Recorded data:

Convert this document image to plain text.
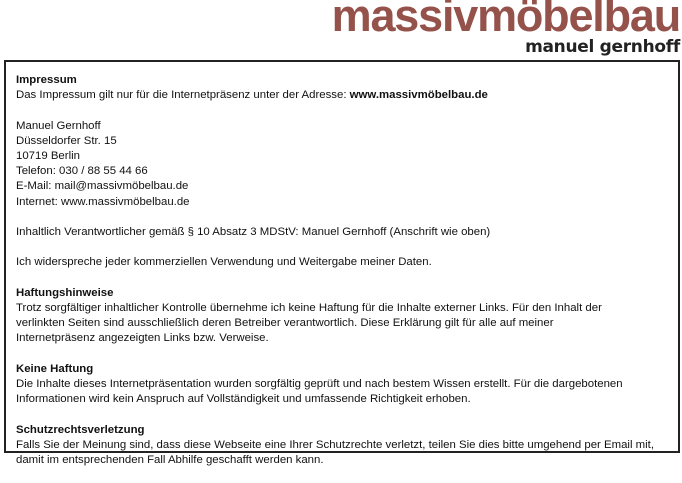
massivmöbelbau
manuel gernhoff
Impressum
Das Impressum gilt nur für die Internetpräsenz unter der Adresse: www.massivmöbelbau.de
Manuel Gernhoff
Düsseldorfer Str. 15
10719 Berlin
Telefon: 030 / 88 55 44 66
E-Mail: mail@massivmöbelbau.de
Internet: www.massivmöbelbau.de
Inhaltlich Verantwortlicher gemäß § 10 Absatz 3 MDStV: Manuel Gernhoff (Anschrift wie oben)
Ich widerspreche jeder kommerziellen Verwendung und Weitergabe meiner Daten.
Haftungshinweise
Trotz sorgfältiger inhaltlicher Kontrolle übernehme ich keine Haftung für die Inhalte externer Links. Für den Inhalt der
verlinkten Seiten sind ausschließlich deren Betreiber verantwortlich. Diese Erklärung gilt für alle auf meiner
Internetpräsenz angezeigten Links bzw. Verweise.
Keine Haftung
Die Inhalte dieses Internetpräsentation wurden sorgfältig geprüft und nach bestem Wissen erstellt. Für die dargebotenen
Informationen wird kein Anspruch auf Vollständigkeit und umfassende Richtigkeit erhoben.
Schutzrechtsverletzung
Falls Sie der Meinung sind, dass diese Webseite eine Ihrer Schutzrechte verletzt, teilen Sie dies bitte umgehend per Email mit,
damit im entsprechenden Fall Abhilfe geschafft werden kann.
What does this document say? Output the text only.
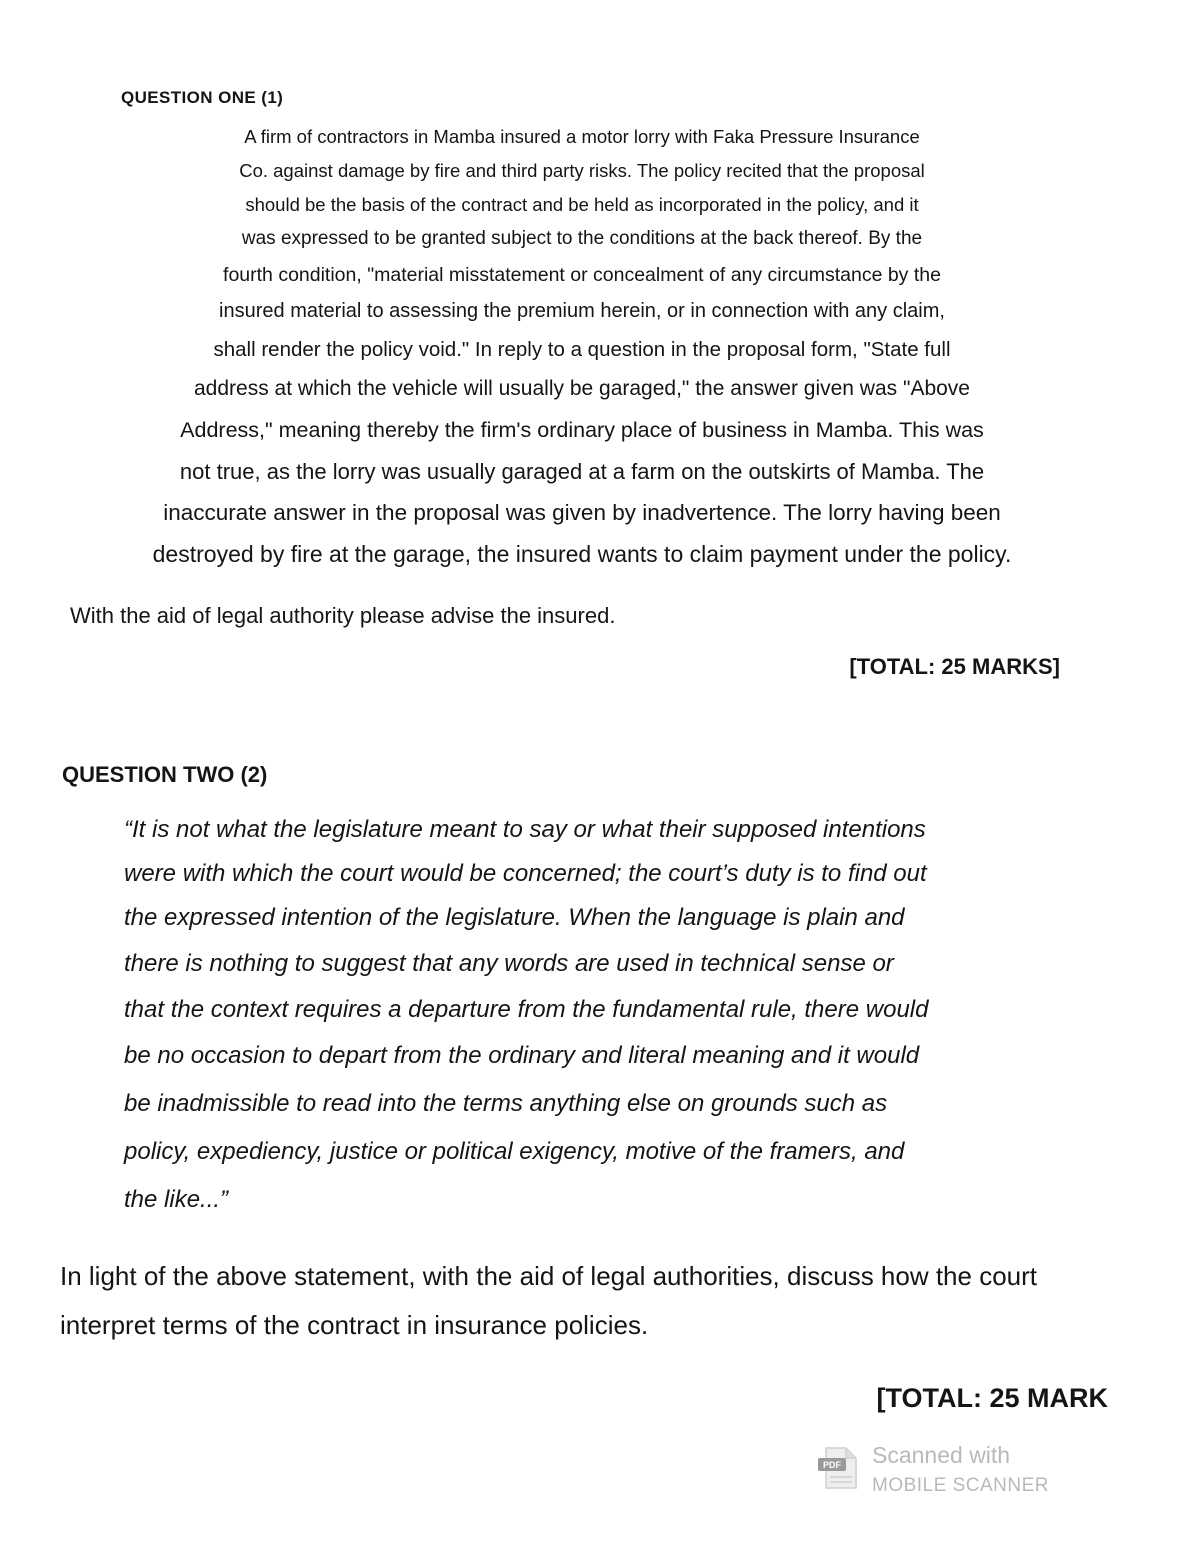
QUESTION ONE (1)
A firm of contractors in Mamba insured a motor lorry with Faka Pressure Insurance
Co. against damage by fire and third party risks. The policy recited that the proposal
should be the basis of the contract and be held as incorporated in the policy, and it
was expressed to be granted subject to the conditions at the back thereof. By the
fourth condition, "material misstatement or concealment of any circumstance by the
insured material to assessing the premium herein, or in connection with any claim,
shall render the policy void." In reply to a question in the proposal form, "State full
address at which the vehicle will usually be garaged," the answer given was "Above
Address," meaning thereby the firm's ordinary place of business in Mamba. This was
not true, as the lorry was usually garaged at a farm on the outskirts of Mamba. The
inaccurate answer in the proposal was given by inadvertence. The lorry having been
destroyed by fire at the garage, the insured wants to claim payment under the policy.
With the aid of legal authority please advise the insured.
[TOTAL: 25 MARKS]
QUESTION TWO (2)
“It is not what the legislature meant to say or what their supposed intentions
were with which the court would be concerned; the court’s duty is to find out
the expressed intention of the legislature. When the language is plain and
there is nothing to suggest that any words are used in technical sense or
that the context requires a departure from the fundamental rule, there would
be no occasion to depart from the ordinary and literal meaning and it would
be inadmissible to read into the terms anything else on grounds such as
policy, expediency, justice or political exigency, motive of the framers, and
the like...”
In light of the above statement, with the aid of legal authorities, discuss how the court
interpret terms of the contract in insurance policies.
[TOTAL: 25 MARK
PDF Scanned with
MOBILE SCANNER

* [What to do]:
Set down only the lines running from the line with "What does this" to the end of the entries, inclusive; omit every picture.

* [Complete response]:
What does this document say? Output the text only.
QUESTION ONE (1)
A firm of contractors in Mamba insured a motor lorry with Faka Pressure Insurance
Co. against damage by fire and third party risks. The policy recited that the proposal
should be the basis of the contract and be held as incorporated in the policy, and it
was expressed to be granted subject to the conditions at the back thereof. By the
fourth condition, "material misstatement or concealment of any circumstance by the
insured material to assessing the premium herein, or in connection with any claim,
shall render the policy void." In reply to a question in the proposal form, "State full
address at which the vehicle will usually be garaged," the answer given was "Above
Address," meaning thereby the firm's ordinary place of business in Mamba. This was
not true, as the lorry was usually garaged at a farm on the outskirts of Mamba. The
inaccurate answer in the proposal was given by inadvertence. The lorry having been
destroyed by fire at the garage, the insured wants to claim payment under the policy.
With the aid of legal authority please advise the insured.
[TOTAL: 25 MARKS]
QUESTION TWO (2)
“It is not what the legislature meant to say or what their supposed intentions
were with which the court would be concerned; the court’s duty is to find out
the expressed intention of the legislature. When the language is plain and
there is nothing to suggest that any words are used in technical sense or
that the context requires a departure from the fundamental rule, there would
be no occasion to depart from the ordinary and literal meaning and it would
be inadmissible to read into the terms anything else on grounds such as
policy, expediency, justice or political exigency, motive of the framers, and
the like...”
In light of the above statement, with the aid of legal authorities, discuss how the court
interpret terms of the contract in insurance policies.
[TOTAL: 25 MARK
PDF Scanned with
MOBILE SCANNER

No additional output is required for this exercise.